● **YOUR TASK**
Restate each entry word for word, leaving nothing out.

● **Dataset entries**
▼▼▼

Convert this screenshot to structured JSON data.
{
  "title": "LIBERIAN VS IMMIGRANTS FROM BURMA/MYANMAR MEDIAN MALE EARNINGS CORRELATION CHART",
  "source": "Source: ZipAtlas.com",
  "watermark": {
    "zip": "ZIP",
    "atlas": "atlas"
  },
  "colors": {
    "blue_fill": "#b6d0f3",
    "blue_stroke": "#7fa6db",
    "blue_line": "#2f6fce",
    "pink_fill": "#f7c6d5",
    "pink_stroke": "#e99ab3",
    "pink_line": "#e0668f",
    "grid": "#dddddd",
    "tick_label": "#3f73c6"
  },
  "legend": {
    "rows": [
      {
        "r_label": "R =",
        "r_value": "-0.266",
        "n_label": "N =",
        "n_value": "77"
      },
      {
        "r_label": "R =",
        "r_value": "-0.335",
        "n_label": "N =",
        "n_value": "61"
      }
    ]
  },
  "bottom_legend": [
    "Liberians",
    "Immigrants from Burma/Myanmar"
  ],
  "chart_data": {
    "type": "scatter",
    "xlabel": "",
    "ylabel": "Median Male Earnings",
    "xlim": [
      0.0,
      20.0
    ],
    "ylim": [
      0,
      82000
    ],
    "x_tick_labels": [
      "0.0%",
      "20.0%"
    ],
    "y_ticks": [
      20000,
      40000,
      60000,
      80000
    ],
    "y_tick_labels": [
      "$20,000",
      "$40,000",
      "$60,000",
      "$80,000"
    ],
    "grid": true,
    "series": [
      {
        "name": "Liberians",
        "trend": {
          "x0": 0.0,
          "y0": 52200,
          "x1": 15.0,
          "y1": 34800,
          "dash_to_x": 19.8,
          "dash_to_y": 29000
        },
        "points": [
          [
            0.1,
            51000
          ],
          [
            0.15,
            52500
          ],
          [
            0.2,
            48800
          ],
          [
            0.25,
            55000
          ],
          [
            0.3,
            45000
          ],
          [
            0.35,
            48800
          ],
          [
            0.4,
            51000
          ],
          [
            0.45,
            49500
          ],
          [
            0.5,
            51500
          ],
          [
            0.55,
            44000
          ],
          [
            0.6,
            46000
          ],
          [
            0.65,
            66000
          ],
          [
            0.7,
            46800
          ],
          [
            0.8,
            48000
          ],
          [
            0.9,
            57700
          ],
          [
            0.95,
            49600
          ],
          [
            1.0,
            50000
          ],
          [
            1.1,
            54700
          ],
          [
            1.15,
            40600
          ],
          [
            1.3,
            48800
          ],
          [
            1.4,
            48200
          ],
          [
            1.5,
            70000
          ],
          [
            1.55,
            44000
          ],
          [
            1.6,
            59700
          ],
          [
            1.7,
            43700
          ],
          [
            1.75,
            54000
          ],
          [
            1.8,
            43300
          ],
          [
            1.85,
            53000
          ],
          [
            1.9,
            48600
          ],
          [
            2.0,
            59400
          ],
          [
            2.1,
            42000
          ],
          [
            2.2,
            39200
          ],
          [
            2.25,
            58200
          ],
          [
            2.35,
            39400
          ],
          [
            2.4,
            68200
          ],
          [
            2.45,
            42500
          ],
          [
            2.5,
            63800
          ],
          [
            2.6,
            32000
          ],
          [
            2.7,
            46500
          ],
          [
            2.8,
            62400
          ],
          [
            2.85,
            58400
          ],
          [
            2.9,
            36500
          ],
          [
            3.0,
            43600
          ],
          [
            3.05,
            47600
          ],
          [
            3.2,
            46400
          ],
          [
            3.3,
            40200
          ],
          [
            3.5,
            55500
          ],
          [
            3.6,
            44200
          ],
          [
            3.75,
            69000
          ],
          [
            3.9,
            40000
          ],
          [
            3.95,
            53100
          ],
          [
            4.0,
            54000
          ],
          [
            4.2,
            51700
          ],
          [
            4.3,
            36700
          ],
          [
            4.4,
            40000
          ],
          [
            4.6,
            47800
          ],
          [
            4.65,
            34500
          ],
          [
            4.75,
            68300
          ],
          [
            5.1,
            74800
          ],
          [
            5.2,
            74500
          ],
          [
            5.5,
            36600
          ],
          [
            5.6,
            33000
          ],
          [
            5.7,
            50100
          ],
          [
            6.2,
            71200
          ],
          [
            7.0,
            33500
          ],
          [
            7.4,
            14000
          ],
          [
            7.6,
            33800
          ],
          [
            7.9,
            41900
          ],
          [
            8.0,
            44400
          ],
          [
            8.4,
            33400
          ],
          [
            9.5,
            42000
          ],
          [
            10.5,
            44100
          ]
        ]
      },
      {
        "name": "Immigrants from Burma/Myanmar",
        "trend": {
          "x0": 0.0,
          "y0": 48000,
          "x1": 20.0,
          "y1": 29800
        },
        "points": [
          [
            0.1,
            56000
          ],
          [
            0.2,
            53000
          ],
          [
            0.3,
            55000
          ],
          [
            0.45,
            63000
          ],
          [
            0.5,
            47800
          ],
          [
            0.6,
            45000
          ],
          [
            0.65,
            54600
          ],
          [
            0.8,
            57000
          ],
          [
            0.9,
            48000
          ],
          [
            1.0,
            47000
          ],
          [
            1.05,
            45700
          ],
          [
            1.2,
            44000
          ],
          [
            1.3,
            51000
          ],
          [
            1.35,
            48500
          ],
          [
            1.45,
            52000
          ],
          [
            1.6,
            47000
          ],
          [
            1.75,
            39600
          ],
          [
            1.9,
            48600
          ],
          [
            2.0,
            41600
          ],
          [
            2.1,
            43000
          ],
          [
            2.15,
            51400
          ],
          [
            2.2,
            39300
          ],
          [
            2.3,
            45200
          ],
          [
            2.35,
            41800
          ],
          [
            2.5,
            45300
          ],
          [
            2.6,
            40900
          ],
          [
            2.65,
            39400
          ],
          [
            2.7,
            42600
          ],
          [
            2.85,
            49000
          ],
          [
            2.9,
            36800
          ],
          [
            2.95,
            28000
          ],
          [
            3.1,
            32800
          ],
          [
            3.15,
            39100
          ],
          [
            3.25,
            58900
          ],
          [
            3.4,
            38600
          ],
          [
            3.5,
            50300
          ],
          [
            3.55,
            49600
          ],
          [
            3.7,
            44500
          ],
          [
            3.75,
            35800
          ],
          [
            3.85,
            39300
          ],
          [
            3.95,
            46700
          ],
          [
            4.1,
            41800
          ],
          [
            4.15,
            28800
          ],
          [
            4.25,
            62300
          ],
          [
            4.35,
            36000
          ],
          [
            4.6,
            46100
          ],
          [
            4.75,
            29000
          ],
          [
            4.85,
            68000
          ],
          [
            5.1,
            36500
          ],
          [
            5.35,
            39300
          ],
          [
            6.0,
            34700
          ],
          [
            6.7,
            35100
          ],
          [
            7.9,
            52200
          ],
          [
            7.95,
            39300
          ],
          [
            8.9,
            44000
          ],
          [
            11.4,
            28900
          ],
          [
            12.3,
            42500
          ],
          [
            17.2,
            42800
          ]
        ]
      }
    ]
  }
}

▲▲▲

● **RESULT**
Convert this screenshot to structured JSON data.
{
  "title": "LIBERIAN VS IMMIGRANTS FROM BURMA/MYANMAR MEDIAN MALE EARNINGS CORRELATION CHART",
  "source": "Source: ZipAtlas.com",
  "watermark": {
    "zip": "ZIP",
    "atlas": "atlas"
  },
  "colors": {
    "blue_fill": "#b6d0f3",
    "blue_stroke": "#7fa6db",
    "blue_line": "#2f6fce",
    "pink_fill": "#f7c6d5",
    "pink_stroke": "#e99ab3",
    "pink_line": "#e0668f",
    "grid": "#dddddd",
    "tick_label": "#3f73c6"
  },
  "legend": {
    "rows": [
      {
        "r_label": "R =",
        "r_value": "-0.266",
        "n_label": "N =",
        "n_value": "77"
      },
      {
        "r_label": "R =",
        "r_value": "-0.335",
        "n_label": "N =",
        "n_value": "61"
      }
    ]
  },
  "bottom_legend": [
    "Liberians",
    "Immigrants from Burma/Myanmar"
  ],
  "chart_data": {
    "type": "scatter",
    "xlabel": "",
    "ylabel": "Median Male Earnings",
    "xlim": [
      0.0,
      20.0
    ],
    "ylim": [
      0,
      82000
    ],
    "x_tick_labels": [
      "0.0%",
      "20.0%"
    ],
    "y_ticks": [
      20000,
      40000,
      60000,
      80000
    ],
    "y_tick_labels": [
      "$20,000",
      "$40,000",
      "$60,000",
      "$80,000"
    ],
    "grid": true,
    "series": [
      {
        "name": "Liberians",
        "trend": {
          "x0": 0.0,
          "y0": 52200,
          "x1": 15.0,
          "y1": 34800,
          "dash_to_x": 19.8,
          "dash_to_y": 29000
        },
        "points": [
          [
            0.1,
            51000
          ],
          [
            0.15,
            52500
          ],
          [
            0.2,
            48800
          ],
          [
            0.25,
            55000
          ],
          [
            0.3,
            45000
          ],
          [
            0.35,
            48800
          ],
          [
            0.4,
            51000
          ],
          [
            0.45,
            49500
          ],
          [
            0.5,
            51500
          ],
          [
            0.55,
            44000
          ],
          [
            0.6,
            46000
          ],
          [
            0.65,
            66000
          ],
          [
            0.7,
            46800
          ],
          [
            0.8,
            48000
          ],
          [
            0.9,
            57700
          ],
          [
            0.95,
            49600
          ],
          [
            1.0,
            50000
          ],
          [
            1.1,
            54700
          ],
          [
            1.15,
            40600
          ],
          [
            1.3,
            48800
          ],
          [
            1.4,
            48200
          ],
          [
            1.5,
            70000
          ],
          [
            1.55,
            44000
          ],
          [
            1.6,
            59700
          ],
          [
            1.7,
            43700
          ],
          [
            1.75,
            54000
          ],
          [
            1.8,
            43300
          ],
          [
            1.85,
            53000
          ],
          [
            1.9,
            48600
          ],
          [
            2.0,
            59400
          ],
          [
            2.1,
            42000
          ],
          [
            2.2,
            39200
          ],
          [
            2.25,
            58200
          ],
          [
            2.35,
            39400
          ],
          [
            2.4,
            68200
          ],
          [
            2.45,
            42500
          ],
          [
            2.5,
            63800
          ],
          [
            2.6,
            32000
          ],
          [
            2.7,
            46500
          ],
          [
            2.8,
            62400
          ],
          [
            2.85,
            58400
          ],
          [
            2.9,
            36500
          ],
          [
            3.0,
            43600
          ],
          [
            3.05,
            47600
          ],
          [
            3.2,
            46400
          ],
          [
            3.3,
            40200
          ],
          [
            3.5,
            55500
          ],
          [
            3.6,
            44200
          ],
          [
            3.75,
            69000
          ],
          [
            3.9,
            40000
          ],
          [
            3.95,
            53100
          ],
          [
            4.0,
            54000
          ],
          [
            4.2,
            51700
          ],
          [
            4.3,
            36700
          ],
          [
            4.4,
            40000
          ],
          [
            4.6,
            47800
          ],
          [
            4.65,
            34500
          ],
          [
            4.75,
            68300
          ],
          [
            5.1,
            74800
          ],
          [
            5.2,
            74500
          ],
          [
            5.5,
            36600
          ],
          [
            5.6,
            33000
          ],
          [
            5.7,
            50100
          ],
          [
            6.2,
            71200
          ],
          [
            7.0,
            33500
          ],
          [
            7.4,
            14000
          ],
          [
            7.6,
            33800
          ],
          [
            7.9,
            41900
          ],
          [
            8.0,
            44400
          ],
          [
            8.4,
            33400
          ],
          [
            9.5,
            42000
          ],
          [
            10.5,
            44100
          ]
        ]
      },
      {
        "name": "Immigrants from Burma/Myanmar",
        "trend": {
          "x0": 0.0,
          "y0": 48000,
          "x1": 20.0,
          "y1": 29800
        },
        "points": [
          [
            0.1,
            56000
          ],
          [
            0.2,
            53000
          ],
          [
            0.3,
            55000
          ],
          [
            0.45,
            63000
          ],
          [
            0.5,
            47800
          ],
          [
            0.6,
            45000
          ],
          [
            0.65,
            54600
          ],
          [
            0.8,
            57000
          ],
          [
            0.9,
            48000
          ],
          [
            1.0,
            47000
          ],
          [
            1.05,
            45700
          ],
          [
            1.2,
            44000
          ],
          [
            1.3,
            51000
          ],
          [
            1.35,
            48500
          ],
          [
            1.45,
            52000
          ],
          [
            1.6,
            47000
          ],
          [
            1.75,
            39600
          ],
          [
            1.9,
            48600
          ],
          [
            2.0,
            41600
          ],
          [
            2.1,
            43000
          ],
          [
            2.15,
            51400
          ],
          [
            2.2,
            39300
          ],
          [
            2.3,
            45200
          ],
          [
            2.35,
            41800
          ],
          [
            2.5,
            45300
          ],
          [
            2.6,
            40900
          ],
          [
            2.65,
            39400
          ],
          [
            2.7,
            42600
          ],
          [
            2.85,
            49000
          ],
          [
            2.9,
            36800
          ],
          [
            2.95,
            28000
          ],
          [
            3.1,
            32800
          ],
          [
            3.15,
            39100
          ],
          [
            3.25,
            58900
          ],
          [
            3.4,
            38600
          ],
          [
            3.5,
            50300
          ],
          [
            3.55,
            49600
          ],
          [
            3.7,
            44500
          ],
          [
            3.75,
            35800
          ],
          [
            3.85,
            39300
          ],
          [
            3.95,
            46700
          ],
          [
            4.1,
            41800
          ],
          [
            4.15,
            28800
          ],
          [
            4.25,
            62300
          ],
          [
            4.35,
            36000
          ],
          [
            4.6,
            46100
          ],
          [
            4.75,
            29000
          ],
          [
            4.85,
            68000
          ],
          [
            5.1,
            36500
          ],
          [
            5.35,
            39300
          ],
          [
            6.0,
            34700
          ],
          [
            6.7,
            35100
          ],
          [
            7.9,
            52200
          ],
          [
            7.95,
            39300
          ],
          [
            8.9,
            44000
          ],
          [
            11.4,
            28900
          ],
          [
            12.3,
            42500
          ],
          [
            17.2,
            42800
          ]
        ]
      }
    ]
  }
}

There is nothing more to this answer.